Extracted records
= = =

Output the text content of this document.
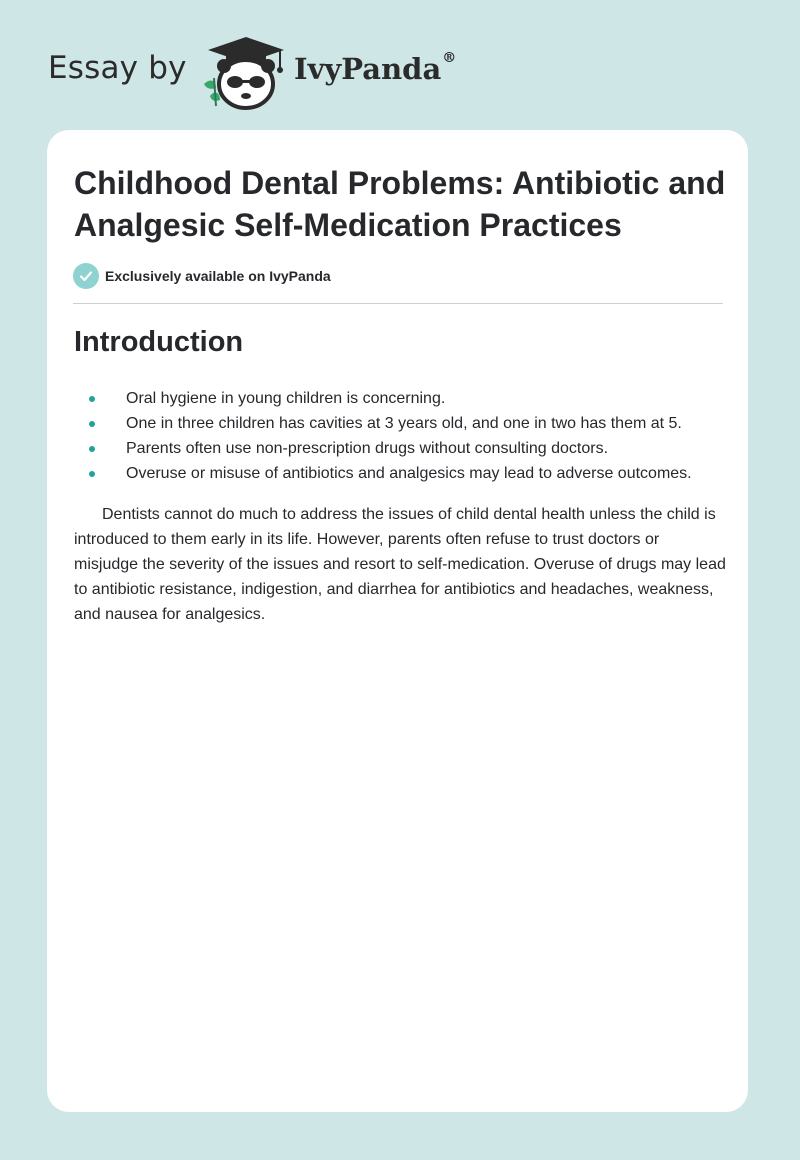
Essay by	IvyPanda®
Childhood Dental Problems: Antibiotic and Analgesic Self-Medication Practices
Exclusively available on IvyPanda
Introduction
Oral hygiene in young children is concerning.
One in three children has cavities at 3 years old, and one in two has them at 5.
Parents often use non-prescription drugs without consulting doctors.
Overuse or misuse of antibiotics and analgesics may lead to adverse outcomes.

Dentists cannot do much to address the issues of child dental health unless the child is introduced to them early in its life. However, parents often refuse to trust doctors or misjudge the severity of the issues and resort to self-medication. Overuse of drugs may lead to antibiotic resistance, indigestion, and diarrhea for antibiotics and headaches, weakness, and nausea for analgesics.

= = =

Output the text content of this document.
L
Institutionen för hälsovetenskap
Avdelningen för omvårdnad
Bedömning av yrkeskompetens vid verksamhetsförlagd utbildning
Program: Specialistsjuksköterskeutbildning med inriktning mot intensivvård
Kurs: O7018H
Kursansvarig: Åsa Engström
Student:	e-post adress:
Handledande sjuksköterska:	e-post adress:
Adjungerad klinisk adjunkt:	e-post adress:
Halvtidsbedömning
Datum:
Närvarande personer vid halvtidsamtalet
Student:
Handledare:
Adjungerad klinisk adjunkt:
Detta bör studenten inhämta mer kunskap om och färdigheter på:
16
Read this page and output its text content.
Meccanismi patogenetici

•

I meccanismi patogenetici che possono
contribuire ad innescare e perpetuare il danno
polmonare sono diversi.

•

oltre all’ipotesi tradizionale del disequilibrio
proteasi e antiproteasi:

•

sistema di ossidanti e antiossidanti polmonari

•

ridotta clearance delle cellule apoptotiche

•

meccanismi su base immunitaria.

= = =

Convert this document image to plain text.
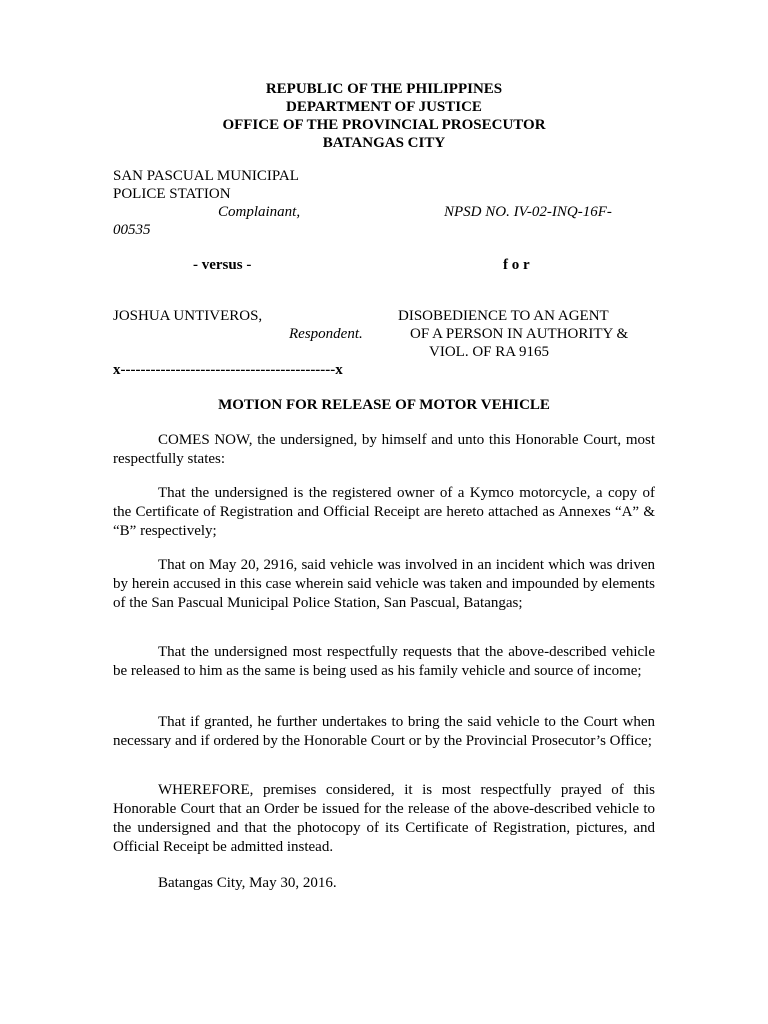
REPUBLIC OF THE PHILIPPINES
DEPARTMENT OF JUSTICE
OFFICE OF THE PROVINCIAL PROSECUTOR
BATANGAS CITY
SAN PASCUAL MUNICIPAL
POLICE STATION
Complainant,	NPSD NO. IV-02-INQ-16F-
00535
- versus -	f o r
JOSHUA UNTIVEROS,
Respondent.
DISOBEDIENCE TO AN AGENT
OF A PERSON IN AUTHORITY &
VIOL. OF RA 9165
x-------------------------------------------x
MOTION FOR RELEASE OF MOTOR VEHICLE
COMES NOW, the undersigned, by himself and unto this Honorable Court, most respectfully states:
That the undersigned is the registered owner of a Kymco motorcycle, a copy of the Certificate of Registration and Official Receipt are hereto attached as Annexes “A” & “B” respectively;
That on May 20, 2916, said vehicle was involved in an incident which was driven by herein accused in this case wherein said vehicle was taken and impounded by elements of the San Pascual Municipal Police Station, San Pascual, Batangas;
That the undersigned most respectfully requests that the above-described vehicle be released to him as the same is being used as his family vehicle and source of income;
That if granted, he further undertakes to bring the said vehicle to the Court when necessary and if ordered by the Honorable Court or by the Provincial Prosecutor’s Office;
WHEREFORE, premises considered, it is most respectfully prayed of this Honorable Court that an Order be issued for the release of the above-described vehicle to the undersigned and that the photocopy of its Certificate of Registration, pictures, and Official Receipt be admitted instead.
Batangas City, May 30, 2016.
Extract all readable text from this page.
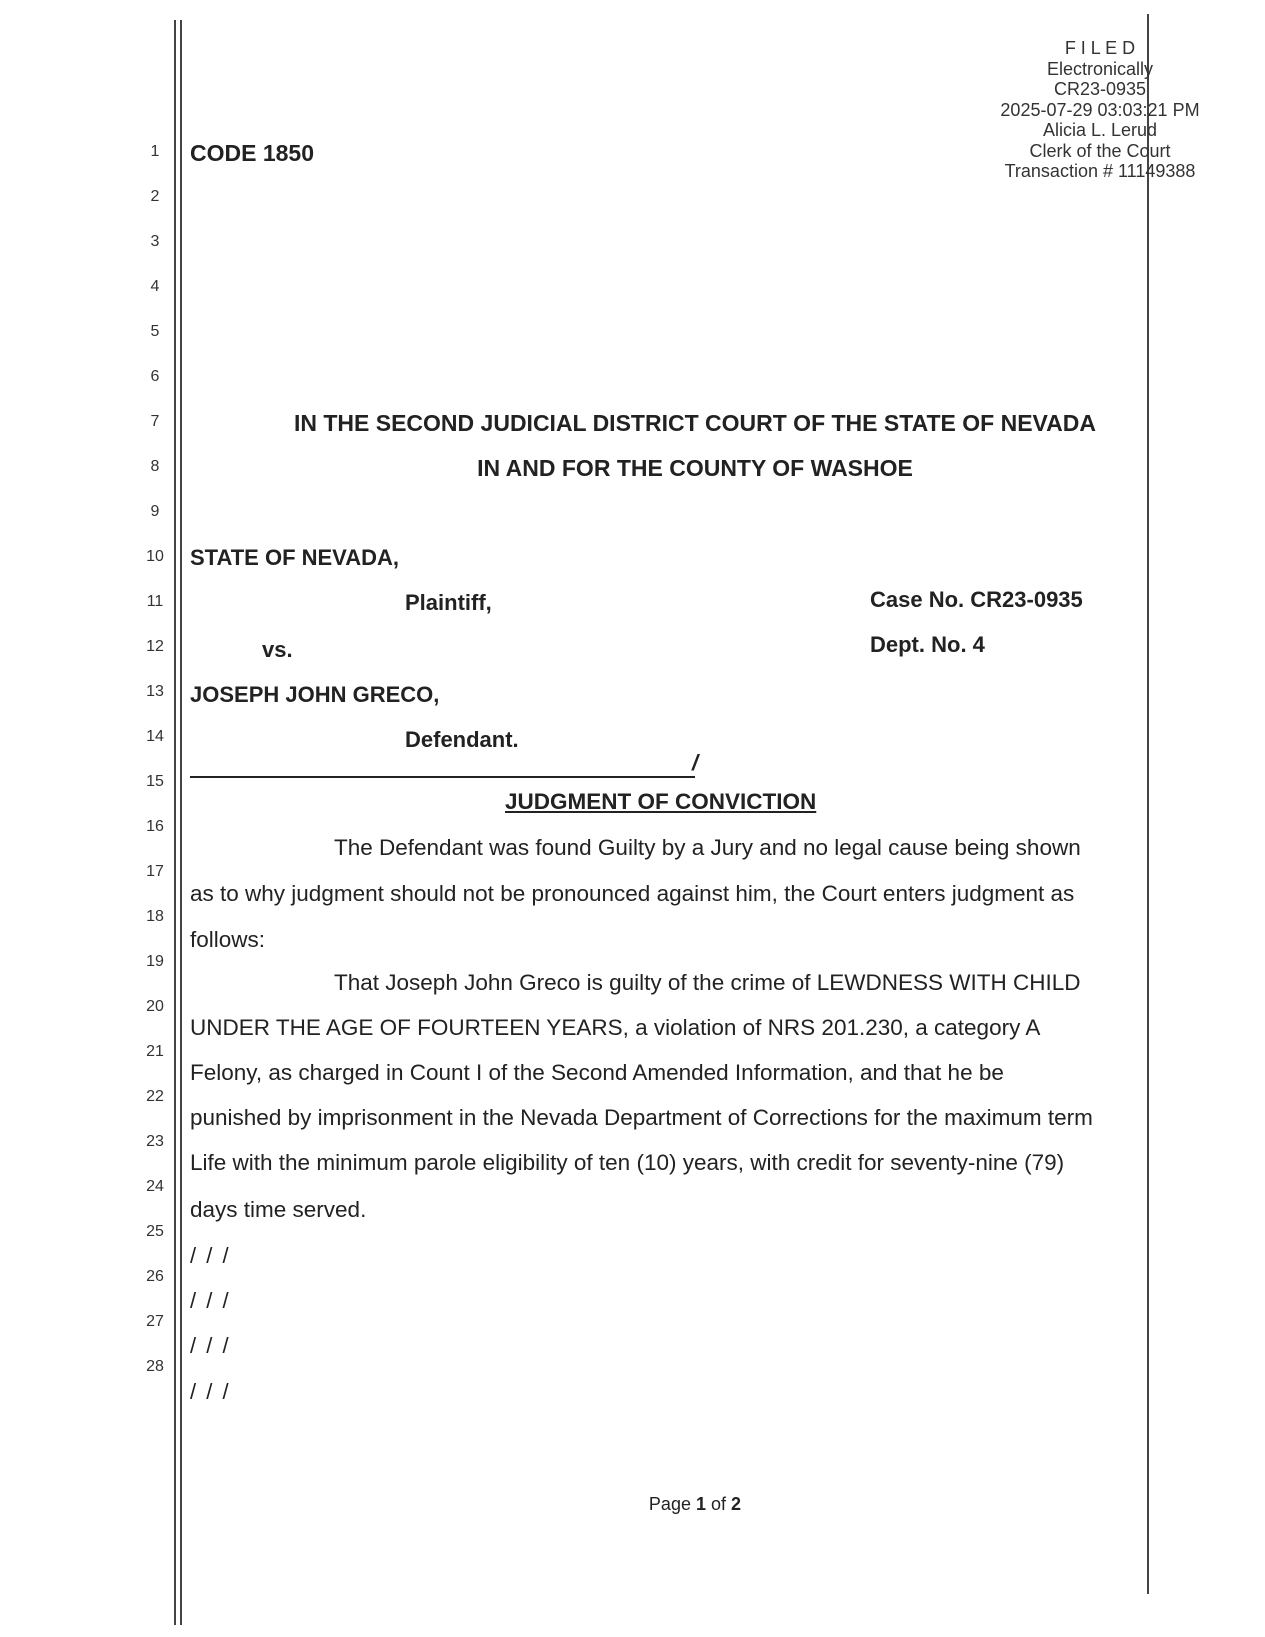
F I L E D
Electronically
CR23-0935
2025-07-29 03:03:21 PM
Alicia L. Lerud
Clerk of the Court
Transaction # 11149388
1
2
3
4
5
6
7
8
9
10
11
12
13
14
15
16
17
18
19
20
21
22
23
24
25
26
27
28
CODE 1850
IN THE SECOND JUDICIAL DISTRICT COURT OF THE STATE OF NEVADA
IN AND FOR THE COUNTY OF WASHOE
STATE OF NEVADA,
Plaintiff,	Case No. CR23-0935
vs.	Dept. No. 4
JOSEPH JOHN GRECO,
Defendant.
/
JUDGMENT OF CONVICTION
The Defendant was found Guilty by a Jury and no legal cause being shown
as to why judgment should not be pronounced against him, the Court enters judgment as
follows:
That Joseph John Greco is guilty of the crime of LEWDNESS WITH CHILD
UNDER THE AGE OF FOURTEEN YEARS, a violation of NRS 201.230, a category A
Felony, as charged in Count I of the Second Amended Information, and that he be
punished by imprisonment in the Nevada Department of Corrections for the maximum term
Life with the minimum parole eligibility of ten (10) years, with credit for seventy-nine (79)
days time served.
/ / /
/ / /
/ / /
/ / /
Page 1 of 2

= = =

• _What you should do_
Extract all lines of the records above that include "patogenetici".

• _Full response_
Meccanismi patogenetici
I meccanismi patogenetici che possono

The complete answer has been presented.